## Exercise
Locate all lines with the word "page" and copy them out.

## Record set
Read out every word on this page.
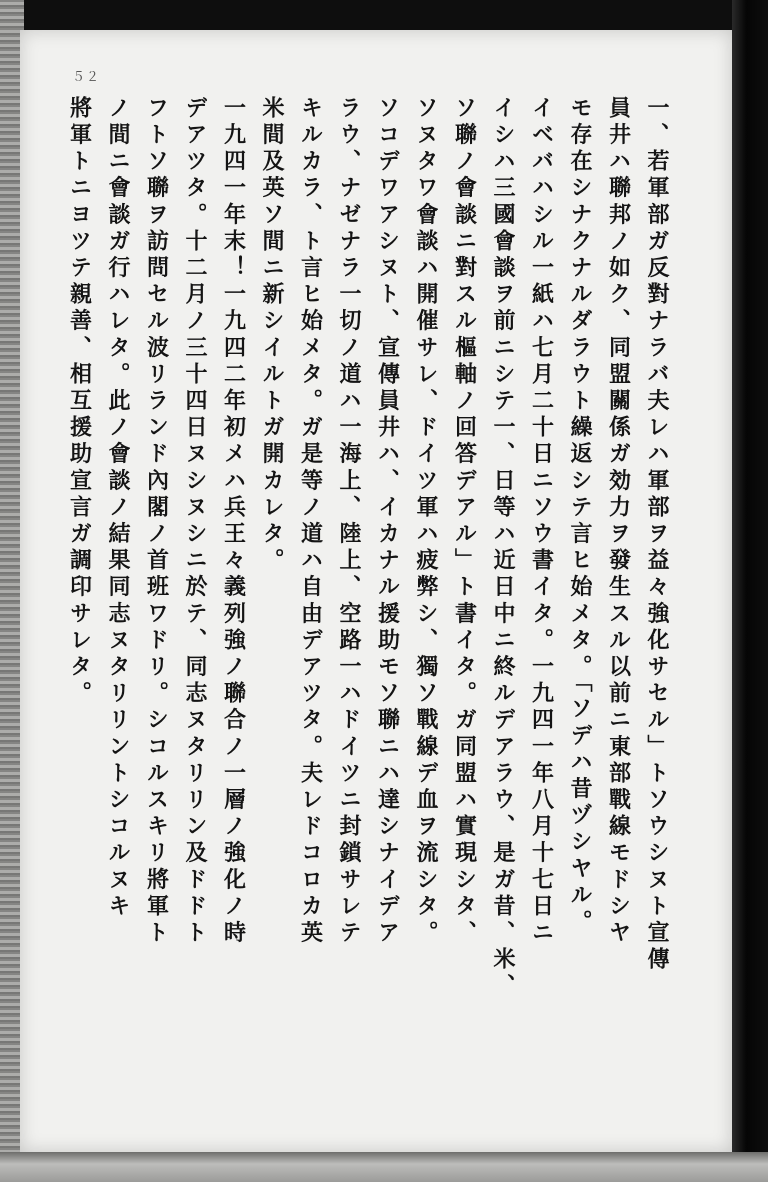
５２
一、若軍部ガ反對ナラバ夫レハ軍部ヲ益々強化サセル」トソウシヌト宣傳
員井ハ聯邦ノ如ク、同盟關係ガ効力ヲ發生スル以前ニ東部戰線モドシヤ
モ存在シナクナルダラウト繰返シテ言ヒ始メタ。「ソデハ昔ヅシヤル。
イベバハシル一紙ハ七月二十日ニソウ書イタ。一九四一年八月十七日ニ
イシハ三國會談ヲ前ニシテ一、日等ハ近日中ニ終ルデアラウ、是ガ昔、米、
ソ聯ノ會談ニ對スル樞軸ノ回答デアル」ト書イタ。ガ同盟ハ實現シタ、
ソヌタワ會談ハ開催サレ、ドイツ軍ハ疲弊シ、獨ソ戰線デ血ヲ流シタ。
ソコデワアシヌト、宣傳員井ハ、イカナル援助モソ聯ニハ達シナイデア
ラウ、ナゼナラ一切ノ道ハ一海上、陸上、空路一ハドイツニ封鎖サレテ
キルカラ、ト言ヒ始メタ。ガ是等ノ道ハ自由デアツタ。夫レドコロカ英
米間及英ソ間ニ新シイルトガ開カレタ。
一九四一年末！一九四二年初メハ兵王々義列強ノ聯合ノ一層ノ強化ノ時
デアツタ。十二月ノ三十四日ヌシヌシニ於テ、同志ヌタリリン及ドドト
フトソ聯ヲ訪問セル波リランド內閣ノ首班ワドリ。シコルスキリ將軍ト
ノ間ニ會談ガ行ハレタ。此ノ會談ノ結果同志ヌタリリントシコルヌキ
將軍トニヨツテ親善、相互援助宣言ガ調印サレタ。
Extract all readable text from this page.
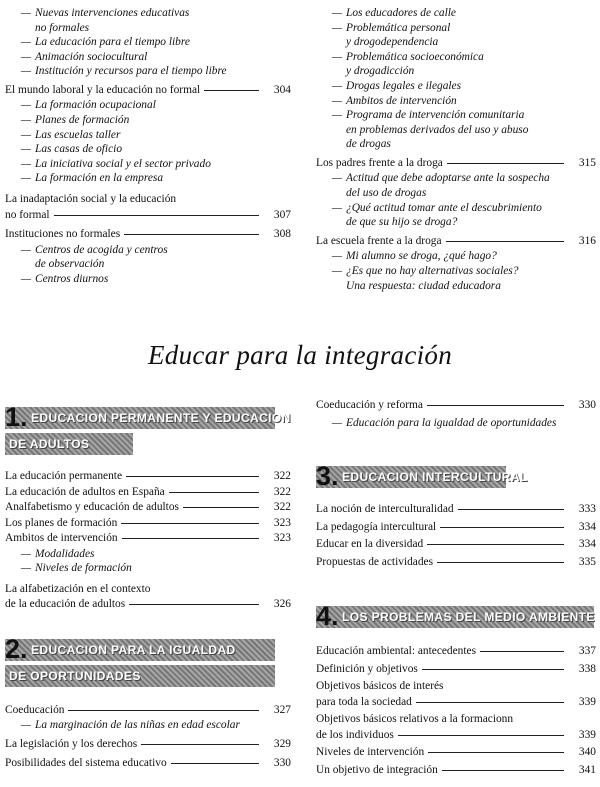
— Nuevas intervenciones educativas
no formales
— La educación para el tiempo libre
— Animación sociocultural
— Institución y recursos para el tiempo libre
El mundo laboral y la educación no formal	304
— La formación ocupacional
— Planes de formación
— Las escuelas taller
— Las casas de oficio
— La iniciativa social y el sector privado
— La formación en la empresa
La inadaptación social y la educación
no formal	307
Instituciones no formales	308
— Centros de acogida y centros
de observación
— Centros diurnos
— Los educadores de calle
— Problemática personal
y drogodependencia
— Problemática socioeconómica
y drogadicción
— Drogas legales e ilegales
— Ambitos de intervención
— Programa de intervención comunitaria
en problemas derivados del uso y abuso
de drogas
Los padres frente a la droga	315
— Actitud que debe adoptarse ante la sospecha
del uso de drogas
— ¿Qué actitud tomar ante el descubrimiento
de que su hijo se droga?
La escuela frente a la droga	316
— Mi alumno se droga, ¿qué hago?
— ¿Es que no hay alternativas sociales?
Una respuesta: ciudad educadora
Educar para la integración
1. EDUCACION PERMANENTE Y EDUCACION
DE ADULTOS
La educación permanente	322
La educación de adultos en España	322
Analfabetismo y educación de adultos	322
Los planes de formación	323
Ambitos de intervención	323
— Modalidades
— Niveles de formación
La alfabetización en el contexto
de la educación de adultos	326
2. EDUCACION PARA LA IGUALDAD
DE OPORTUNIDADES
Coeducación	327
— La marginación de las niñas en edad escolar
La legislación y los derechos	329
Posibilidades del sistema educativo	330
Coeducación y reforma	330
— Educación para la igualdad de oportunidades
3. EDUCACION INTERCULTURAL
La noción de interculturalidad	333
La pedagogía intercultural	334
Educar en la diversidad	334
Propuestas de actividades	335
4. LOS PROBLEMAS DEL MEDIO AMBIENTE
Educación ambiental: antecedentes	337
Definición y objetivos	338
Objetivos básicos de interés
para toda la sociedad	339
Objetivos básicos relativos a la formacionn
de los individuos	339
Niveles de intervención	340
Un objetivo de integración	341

## Result below
Read out every word on this page.
Extract all readable text from this page.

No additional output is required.